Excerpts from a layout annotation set
○ ○ ○
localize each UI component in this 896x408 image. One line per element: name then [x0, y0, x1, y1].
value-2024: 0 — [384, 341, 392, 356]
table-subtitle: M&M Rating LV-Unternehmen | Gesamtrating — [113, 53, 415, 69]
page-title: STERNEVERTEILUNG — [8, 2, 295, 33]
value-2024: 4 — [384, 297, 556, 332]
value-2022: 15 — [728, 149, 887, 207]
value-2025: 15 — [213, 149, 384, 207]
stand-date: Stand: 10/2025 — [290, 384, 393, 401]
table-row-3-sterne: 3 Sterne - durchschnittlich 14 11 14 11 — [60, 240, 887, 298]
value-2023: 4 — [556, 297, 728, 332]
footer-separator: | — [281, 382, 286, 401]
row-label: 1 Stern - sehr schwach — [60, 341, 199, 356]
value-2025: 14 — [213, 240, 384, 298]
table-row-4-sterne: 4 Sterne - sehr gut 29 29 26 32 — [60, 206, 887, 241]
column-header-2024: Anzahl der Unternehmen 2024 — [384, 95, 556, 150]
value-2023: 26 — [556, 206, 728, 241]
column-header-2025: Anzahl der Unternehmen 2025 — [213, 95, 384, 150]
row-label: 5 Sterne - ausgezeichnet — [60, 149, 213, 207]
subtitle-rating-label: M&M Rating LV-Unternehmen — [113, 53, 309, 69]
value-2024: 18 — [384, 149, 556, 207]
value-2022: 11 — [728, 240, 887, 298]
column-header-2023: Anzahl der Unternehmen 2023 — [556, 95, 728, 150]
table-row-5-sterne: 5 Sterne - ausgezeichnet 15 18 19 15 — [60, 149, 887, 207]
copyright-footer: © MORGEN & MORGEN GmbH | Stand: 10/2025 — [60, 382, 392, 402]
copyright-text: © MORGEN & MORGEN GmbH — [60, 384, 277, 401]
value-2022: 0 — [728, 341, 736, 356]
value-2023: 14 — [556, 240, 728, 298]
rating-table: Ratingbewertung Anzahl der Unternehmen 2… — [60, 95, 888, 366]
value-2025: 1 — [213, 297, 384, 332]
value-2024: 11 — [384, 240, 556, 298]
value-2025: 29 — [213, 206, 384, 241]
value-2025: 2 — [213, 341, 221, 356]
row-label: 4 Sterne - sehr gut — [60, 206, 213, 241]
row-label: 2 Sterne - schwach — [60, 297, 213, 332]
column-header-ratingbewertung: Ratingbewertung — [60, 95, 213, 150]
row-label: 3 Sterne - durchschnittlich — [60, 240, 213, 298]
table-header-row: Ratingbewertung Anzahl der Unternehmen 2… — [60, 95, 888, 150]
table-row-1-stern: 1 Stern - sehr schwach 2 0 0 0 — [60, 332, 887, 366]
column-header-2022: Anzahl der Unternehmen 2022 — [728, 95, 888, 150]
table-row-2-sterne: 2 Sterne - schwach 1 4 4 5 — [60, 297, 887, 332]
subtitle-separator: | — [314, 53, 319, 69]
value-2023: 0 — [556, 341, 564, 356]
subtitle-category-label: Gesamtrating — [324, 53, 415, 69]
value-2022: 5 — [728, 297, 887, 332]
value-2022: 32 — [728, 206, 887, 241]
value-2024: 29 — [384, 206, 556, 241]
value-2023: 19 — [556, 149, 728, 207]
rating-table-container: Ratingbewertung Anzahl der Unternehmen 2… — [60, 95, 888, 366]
○ ○ ○
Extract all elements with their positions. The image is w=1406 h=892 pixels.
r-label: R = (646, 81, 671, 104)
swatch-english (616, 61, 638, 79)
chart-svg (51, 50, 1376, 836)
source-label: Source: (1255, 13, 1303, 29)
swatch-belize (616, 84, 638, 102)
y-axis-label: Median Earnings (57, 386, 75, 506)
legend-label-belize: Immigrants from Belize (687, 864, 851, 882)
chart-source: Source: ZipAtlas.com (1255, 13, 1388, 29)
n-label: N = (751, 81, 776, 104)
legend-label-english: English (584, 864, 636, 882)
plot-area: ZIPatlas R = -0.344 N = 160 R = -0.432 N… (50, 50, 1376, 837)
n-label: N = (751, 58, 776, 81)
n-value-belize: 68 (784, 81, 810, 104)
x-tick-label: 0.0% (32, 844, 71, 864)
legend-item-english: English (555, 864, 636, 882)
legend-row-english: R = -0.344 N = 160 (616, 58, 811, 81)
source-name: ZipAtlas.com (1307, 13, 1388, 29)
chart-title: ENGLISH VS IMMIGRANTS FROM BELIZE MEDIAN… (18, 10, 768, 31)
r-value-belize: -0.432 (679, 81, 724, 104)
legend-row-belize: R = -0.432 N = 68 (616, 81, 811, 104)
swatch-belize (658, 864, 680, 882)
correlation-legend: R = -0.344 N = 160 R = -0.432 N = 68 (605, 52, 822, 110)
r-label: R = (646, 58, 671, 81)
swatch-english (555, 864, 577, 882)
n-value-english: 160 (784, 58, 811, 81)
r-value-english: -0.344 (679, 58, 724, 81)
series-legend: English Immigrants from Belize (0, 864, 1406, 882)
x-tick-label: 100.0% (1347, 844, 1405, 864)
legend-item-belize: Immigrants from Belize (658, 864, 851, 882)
○ ○ ○
:: Instruction ::
Reproduce the entries above from the line containing "Extract all elements" through the line containing "plot-area: ZIPatlas R", character for character.

:: Task result ::
Extract all elements with their positions. The image is w=1406 h=892 pixels.
r-label: R = (646, 81, 671, 104)
swatch-english (616, 61, 638, 79)
chart-svg (51, 50, 1376, 836)
source-label: Source: (1255, 13, 1303, 29)
swatch-belize (616, 84, 638, 102)
y-axis-label: Median Earnings (57, 386, 75, 506)
legend-label-belize: Immigrants from Belize (687, 864, 851, 882)
chart-source: Source: ZipAtlas.com (1255, 13, 1388, 29)
n-label: N = (751, 81, 776, 104)
legend-label-english: English (584, 864, 636, 882)
plot-area: ZIPatlas R = -0.344 N = 160 R = -0.432 N… (50, 50, 1376, 837)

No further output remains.